-- SHORT EXERCISE 1 --
Using the review of The Wanderer, explain in one to three sentences why the broad cast of disconnected characters works less well in The Wanderer than in Stand on Zanzibar.
-- SHORT EXERCISE 2 --
Reproduce the passage of the review of The Wanderer starting at "I mention all" and ending at "gold-digger, and so on.".

-- GIVEN TEXT --
Sunday, February 22, 2009

The Wanderer (1965)


Subgenre: Hard scifi, disaster

Science fiction often has a shorter shelf life than most fiction, which is canonically explained away as us being very bad at predicting the future. After all, regular authors don't have to worry about having the entire basis for your story invalidated (Larry Niven's "The Coldest Place" is set on a tide-locked Mercury that doesn't exist), or having calculations show your inventions are astronomically unstable (Niven's "Ringworld") or having one of your crazy ideas becoming a punchline (Larry Niven's contributions to the Star Wars program). But it isn't these stories that have aged poorly - it's the "vintage sexism" of Star Trek miniskirts, and the racism of some of the Golden Age stories in which white scientists travel to different worlds - and battle the savages. Another perfect example of this is Fred Hoyle's novel The Black Cloud, which is compelling (though poorly written) - but so thoroughly stuck in 1950s gender roles that the primary responsibility of the female astrophysicist is to make tea for the real brains.

Books feel dated if they whole-heartedly accept and use the stereotypes of their era; there are lightyears separating 1956's The Stars My Destination and The Black Cloud, and it's because Bester writes real (if large-scale) characters and Hoyle doesn't.

I mention all of this, because I'm not entirely certain where on this spectrum Fritz Leiber's The Wanderer fits. On one hand, it has a real hard science fiction premise, capably executed - "What if an earth-sized planet suddenly appeared near the moon's orbit," and treats it squarely and honestly. Like Stand on Zanzibar, The Wanderer uses a broad cast of characters with disconnected stories, but it doesn't work as well here. Zanzibar uses the gimmick to show the breadth of its world, and to illustrate a society the reader doesn't know - but The Wanderer is trying to show how the 1960s United States (for the most part) would cope with a disaster. Unfortunately, most of the cast end up being stereotypes rather than individuals - the useless stoners, the loner in the ocean, the "loose" type, the gold-digger, and so on.

-- RECORD EXTRACTS --
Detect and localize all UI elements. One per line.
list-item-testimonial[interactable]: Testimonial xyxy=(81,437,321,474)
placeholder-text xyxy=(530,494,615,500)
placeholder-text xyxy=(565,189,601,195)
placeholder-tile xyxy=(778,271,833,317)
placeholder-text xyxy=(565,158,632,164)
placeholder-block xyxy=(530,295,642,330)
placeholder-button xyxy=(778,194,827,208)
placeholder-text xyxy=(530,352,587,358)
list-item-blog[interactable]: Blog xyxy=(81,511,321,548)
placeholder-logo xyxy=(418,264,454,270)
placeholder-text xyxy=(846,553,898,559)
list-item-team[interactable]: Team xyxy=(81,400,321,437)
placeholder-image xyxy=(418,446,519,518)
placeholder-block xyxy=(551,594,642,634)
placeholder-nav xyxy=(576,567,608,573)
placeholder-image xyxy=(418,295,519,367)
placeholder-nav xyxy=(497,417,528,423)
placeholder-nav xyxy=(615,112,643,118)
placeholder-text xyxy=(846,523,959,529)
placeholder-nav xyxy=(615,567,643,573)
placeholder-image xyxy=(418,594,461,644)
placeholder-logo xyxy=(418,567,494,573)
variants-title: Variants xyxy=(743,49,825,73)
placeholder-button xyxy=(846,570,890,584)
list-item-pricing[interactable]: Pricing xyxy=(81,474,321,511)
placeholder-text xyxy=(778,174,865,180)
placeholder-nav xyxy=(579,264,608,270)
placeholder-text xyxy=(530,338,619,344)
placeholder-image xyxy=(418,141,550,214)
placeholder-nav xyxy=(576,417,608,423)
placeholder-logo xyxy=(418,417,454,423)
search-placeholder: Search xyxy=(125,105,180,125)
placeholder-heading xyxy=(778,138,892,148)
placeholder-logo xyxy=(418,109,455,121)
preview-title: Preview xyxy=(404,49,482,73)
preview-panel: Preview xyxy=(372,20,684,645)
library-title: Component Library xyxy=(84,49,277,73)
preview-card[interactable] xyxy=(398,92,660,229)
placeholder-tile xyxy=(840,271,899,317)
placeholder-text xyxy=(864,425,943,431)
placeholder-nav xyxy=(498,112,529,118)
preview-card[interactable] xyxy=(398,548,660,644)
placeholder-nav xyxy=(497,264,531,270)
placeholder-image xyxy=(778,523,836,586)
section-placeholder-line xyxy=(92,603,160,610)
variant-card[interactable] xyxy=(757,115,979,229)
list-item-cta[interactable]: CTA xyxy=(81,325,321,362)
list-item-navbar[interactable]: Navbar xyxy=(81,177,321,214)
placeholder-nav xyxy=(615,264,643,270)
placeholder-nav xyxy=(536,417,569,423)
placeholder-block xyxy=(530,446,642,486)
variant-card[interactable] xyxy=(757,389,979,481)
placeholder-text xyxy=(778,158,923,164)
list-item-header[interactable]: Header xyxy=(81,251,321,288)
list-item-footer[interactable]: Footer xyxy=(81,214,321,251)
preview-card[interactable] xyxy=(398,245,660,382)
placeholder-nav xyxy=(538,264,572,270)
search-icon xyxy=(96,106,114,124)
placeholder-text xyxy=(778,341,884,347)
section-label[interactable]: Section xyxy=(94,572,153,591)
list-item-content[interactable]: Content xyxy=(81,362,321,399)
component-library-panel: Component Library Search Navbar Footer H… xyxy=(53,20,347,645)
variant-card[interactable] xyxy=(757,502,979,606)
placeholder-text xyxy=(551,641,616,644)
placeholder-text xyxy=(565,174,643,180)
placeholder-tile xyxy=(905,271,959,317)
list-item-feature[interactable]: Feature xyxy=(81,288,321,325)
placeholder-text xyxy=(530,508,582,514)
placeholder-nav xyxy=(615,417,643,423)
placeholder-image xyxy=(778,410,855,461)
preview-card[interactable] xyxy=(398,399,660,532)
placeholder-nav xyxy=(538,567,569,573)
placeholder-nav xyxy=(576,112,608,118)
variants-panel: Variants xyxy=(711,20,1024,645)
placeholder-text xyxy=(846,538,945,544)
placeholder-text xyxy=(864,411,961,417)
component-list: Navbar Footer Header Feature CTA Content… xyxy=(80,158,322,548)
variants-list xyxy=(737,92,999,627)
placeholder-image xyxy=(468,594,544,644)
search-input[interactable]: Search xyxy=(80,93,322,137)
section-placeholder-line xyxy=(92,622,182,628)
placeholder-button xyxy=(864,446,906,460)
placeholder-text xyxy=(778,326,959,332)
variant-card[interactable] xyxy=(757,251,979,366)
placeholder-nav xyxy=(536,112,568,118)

-- RESULT 1 --
Stand on Zanzibar uses the device to show the breadth of its world and to illustrate a society the reader doesn't know. The Wanderer uses it to show how the 1960s United States would cope with a disaster, and most of its cast end up as stereotypes rather than individuals.

-- RESULT 2 --
I mention all of this, because I'm not entirely certain where on this spectrum Fritz Leiber's The Wanderer fits. On one hand, it has a real hard science fiction premise, capably executed - "What if an earth-sized planet suddenly appeared near the moon's orbit," and treats it squarely and honestly. Like Stand on Zanzibar, The Wanderer uses a broad cast of characters with disconnected stories, but it doesn't work as well here. Zanzibar uses the gimmick to show the breadth of its world, and to illustrate a society the reader doesn't know - but The Wanderer is trying to show how the 1960s United States (for the most part) would cope with a disaster. Unfortunately, most of the cast end up being stereotypes rather than individuals - the useless stoners, the loner in the ocean, the "loose" type, the gold-digger, and so on.